Entries from a visual dataset:
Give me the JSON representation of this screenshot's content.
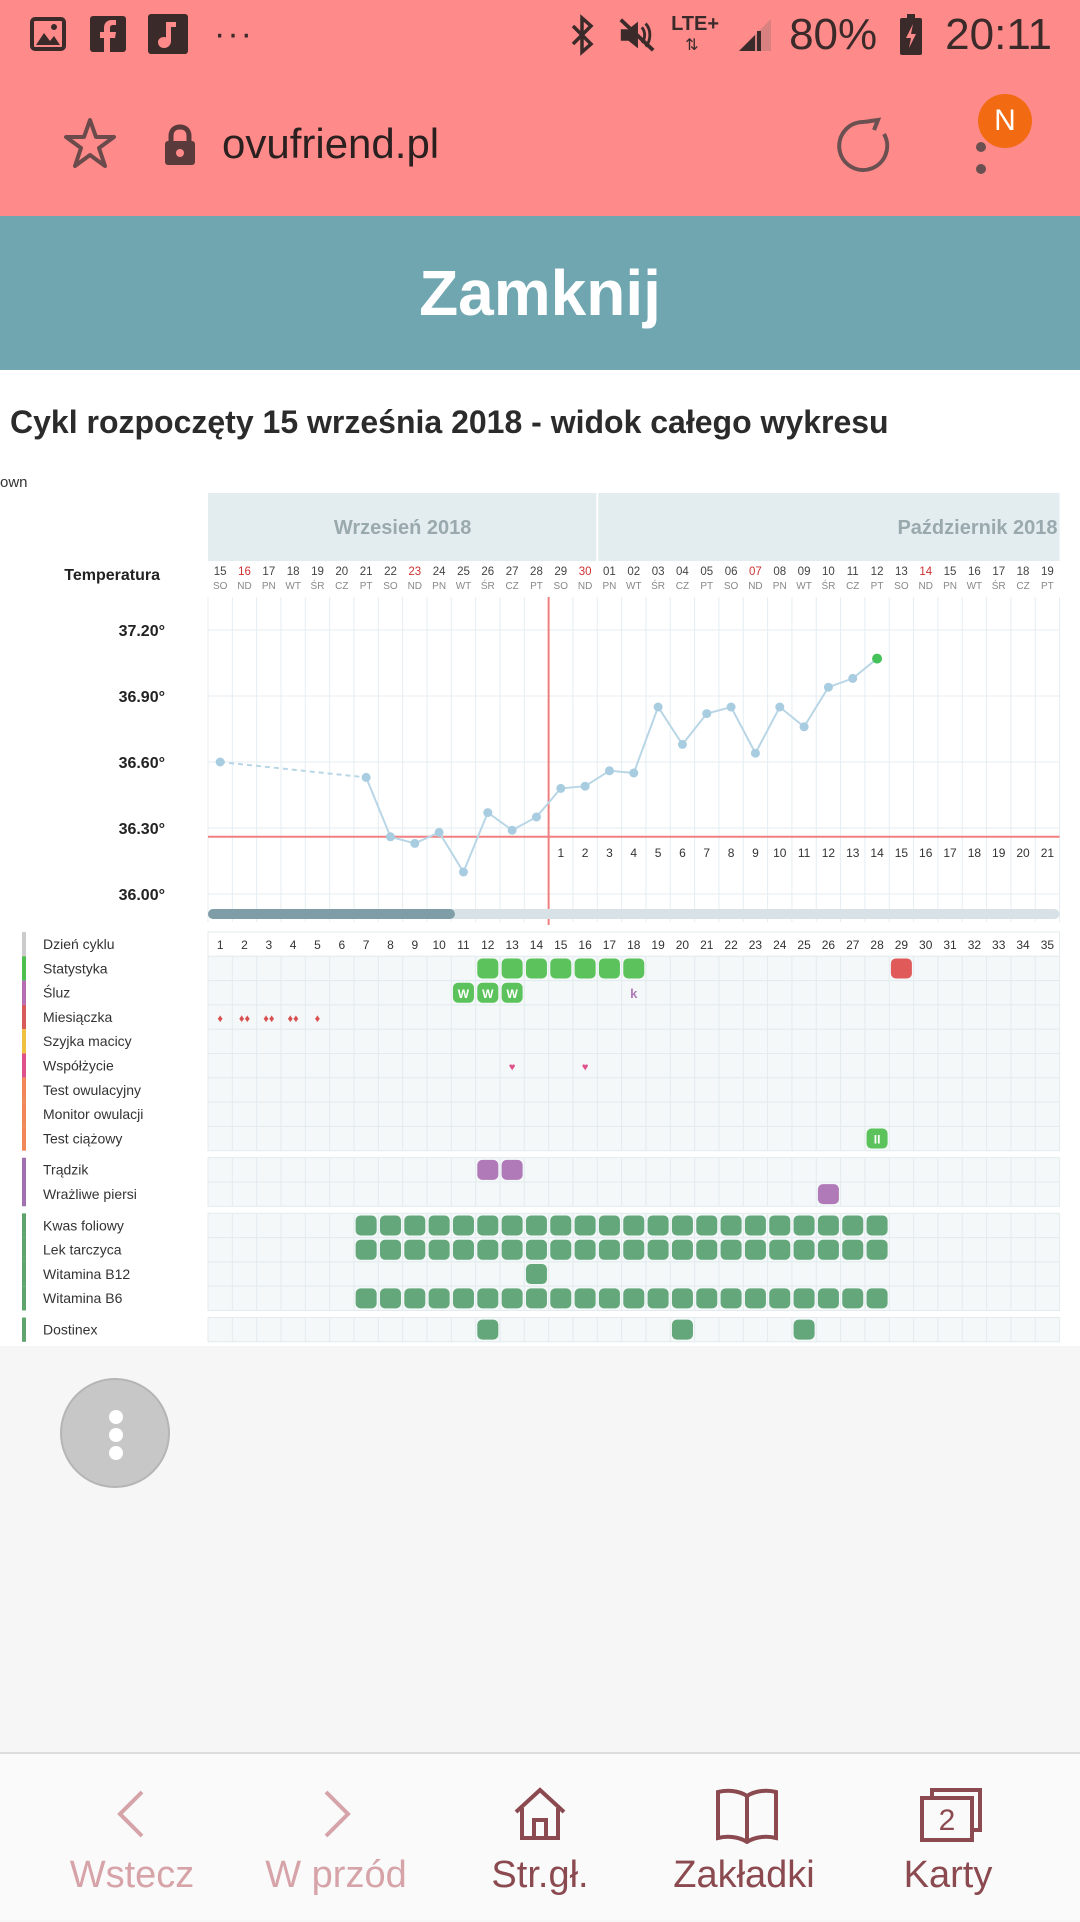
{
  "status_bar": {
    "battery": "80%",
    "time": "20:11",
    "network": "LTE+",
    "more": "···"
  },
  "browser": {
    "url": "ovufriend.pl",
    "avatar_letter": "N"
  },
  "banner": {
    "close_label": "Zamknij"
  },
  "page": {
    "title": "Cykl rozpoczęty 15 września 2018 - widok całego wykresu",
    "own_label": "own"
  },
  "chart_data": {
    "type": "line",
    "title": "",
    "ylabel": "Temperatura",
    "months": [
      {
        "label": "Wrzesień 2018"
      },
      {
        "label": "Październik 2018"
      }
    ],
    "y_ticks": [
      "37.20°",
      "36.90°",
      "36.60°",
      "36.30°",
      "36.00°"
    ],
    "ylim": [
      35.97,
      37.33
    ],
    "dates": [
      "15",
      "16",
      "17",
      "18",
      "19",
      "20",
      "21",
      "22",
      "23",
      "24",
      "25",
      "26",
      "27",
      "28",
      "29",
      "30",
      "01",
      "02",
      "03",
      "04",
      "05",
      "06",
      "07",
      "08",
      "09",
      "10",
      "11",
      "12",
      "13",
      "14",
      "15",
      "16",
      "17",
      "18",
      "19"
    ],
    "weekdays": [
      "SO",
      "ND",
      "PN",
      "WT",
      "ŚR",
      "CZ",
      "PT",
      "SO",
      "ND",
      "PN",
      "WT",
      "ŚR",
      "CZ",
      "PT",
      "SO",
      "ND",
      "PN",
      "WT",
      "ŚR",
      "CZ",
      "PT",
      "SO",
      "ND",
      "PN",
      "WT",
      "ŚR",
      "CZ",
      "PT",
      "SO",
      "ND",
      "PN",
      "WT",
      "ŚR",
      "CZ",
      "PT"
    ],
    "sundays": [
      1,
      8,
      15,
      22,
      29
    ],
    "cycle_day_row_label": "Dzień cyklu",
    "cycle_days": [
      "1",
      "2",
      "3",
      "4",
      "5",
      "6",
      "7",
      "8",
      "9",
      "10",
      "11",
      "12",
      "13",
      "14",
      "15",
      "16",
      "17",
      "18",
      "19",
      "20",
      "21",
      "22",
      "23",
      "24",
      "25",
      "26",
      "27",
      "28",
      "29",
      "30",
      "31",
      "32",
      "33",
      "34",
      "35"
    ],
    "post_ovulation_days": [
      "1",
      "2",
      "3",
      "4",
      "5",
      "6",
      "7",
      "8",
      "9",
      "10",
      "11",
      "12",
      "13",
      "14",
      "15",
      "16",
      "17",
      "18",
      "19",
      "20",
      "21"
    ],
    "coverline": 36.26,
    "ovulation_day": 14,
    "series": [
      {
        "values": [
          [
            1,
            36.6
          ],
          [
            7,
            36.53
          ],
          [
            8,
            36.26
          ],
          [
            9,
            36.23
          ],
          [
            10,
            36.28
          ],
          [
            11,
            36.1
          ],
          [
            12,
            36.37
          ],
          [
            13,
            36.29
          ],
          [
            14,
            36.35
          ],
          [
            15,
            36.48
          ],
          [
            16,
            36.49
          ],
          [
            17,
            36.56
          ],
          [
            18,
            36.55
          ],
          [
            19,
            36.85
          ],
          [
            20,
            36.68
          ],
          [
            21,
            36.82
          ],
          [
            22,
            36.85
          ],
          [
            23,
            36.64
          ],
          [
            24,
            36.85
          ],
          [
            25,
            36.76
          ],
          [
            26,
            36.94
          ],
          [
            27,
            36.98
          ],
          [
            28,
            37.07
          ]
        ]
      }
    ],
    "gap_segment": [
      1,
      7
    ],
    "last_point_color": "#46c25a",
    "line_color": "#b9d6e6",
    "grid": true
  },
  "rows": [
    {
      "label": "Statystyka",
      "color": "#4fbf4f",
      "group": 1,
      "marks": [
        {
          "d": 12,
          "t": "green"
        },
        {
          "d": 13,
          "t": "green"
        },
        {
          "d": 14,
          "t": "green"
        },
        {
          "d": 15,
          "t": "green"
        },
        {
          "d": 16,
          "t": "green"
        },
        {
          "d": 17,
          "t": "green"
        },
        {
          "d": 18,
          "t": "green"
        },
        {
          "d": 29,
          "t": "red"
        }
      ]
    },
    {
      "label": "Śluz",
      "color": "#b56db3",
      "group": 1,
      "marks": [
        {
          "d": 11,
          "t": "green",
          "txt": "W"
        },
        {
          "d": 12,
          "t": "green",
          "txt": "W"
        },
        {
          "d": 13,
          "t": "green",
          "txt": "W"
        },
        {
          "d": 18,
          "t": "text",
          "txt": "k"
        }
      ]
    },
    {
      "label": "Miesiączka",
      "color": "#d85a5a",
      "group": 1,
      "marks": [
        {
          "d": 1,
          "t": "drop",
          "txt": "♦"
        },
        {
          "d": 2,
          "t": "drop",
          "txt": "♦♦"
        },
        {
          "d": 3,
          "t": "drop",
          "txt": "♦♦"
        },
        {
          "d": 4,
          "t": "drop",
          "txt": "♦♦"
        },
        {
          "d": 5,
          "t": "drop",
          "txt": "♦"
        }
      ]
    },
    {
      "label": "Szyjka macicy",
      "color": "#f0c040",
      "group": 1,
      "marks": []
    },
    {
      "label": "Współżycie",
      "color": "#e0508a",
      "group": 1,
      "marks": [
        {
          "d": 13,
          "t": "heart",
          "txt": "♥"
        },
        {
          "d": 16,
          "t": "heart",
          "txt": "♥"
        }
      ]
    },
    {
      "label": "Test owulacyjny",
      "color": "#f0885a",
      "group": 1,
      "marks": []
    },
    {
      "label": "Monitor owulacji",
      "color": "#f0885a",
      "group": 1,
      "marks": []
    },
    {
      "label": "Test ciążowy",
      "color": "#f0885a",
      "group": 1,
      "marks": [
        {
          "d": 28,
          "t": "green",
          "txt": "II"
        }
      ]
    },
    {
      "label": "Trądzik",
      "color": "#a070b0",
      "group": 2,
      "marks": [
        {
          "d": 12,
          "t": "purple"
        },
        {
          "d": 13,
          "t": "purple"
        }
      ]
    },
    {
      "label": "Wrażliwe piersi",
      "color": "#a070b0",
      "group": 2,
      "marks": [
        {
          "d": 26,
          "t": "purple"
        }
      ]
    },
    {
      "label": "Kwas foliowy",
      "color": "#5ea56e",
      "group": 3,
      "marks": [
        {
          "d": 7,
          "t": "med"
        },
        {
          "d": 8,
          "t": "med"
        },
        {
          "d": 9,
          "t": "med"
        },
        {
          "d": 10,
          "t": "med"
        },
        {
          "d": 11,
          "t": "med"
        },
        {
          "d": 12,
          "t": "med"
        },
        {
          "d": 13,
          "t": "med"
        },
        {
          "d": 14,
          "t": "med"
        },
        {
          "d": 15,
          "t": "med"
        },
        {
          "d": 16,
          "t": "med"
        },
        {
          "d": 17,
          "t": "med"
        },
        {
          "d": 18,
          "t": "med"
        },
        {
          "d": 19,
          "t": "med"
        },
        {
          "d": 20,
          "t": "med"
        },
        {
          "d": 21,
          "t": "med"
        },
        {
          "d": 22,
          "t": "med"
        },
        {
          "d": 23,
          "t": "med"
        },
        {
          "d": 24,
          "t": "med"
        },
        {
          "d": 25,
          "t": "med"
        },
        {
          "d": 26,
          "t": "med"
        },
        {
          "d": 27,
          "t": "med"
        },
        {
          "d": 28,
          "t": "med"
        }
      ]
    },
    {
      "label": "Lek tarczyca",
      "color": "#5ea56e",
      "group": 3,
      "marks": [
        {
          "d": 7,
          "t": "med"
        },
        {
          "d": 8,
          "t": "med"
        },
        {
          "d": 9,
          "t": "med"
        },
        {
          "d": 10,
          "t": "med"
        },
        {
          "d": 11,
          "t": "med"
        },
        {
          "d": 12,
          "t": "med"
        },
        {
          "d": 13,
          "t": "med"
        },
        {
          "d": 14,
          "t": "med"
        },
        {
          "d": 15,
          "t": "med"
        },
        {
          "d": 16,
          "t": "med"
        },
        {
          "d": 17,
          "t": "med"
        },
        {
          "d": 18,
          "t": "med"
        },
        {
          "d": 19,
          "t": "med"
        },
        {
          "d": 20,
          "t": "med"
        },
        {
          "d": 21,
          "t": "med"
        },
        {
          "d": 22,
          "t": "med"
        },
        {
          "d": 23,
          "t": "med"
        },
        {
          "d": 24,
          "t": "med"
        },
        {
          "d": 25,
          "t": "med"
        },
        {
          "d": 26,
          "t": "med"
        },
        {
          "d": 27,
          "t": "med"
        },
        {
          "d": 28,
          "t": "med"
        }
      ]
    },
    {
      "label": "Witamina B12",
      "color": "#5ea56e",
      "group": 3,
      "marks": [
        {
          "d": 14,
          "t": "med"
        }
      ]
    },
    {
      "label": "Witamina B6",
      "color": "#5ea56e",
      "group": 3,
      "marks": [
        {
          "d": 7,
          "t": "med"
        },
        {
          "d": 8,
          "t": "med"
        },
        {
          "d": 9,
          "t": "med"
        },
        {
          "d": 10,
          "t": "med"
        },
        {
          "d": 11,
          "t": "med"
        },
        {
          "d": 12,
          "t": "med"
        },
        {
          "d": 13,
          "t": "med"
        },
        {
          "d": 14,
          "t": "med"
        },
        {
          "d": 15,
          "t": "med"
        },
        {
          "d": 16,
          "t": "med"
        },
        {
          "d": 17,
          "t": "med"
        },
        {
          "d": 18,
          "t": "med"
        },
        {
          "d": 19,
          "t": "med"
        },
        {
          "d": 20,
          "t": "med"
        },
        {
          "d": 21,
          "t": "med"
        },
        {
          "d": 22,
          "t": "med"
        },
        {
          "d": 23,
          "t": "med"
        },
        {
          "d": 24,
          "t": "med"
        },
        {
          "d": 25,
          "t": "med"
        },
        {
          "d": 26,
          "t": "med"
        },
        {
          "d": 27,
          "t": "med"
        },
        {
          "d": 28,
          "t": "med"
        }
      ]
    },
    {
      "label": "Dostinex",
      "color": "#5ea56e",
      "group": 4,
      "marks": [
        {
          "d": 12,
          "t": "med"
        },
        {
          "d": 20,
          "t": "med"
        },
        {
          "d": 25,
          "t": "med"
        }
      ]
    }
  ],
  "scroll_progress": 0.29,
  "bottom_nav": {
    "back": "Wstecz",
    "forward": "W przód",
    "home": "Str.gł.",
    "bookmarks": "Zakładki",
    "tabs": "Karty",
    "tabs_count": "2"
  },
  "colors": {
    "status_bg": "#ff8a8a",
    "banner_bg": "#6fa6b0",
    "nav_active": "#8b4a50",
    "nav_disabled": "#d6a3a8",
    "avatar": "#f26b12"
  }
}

GIVEN PROBLEM
Working from the entries above, return all lines that contain "title".

FINAL ANSWER
    "title": "Cykl rozpoczęty 15 września 2018 - widok całego wykresu",
    "title": "",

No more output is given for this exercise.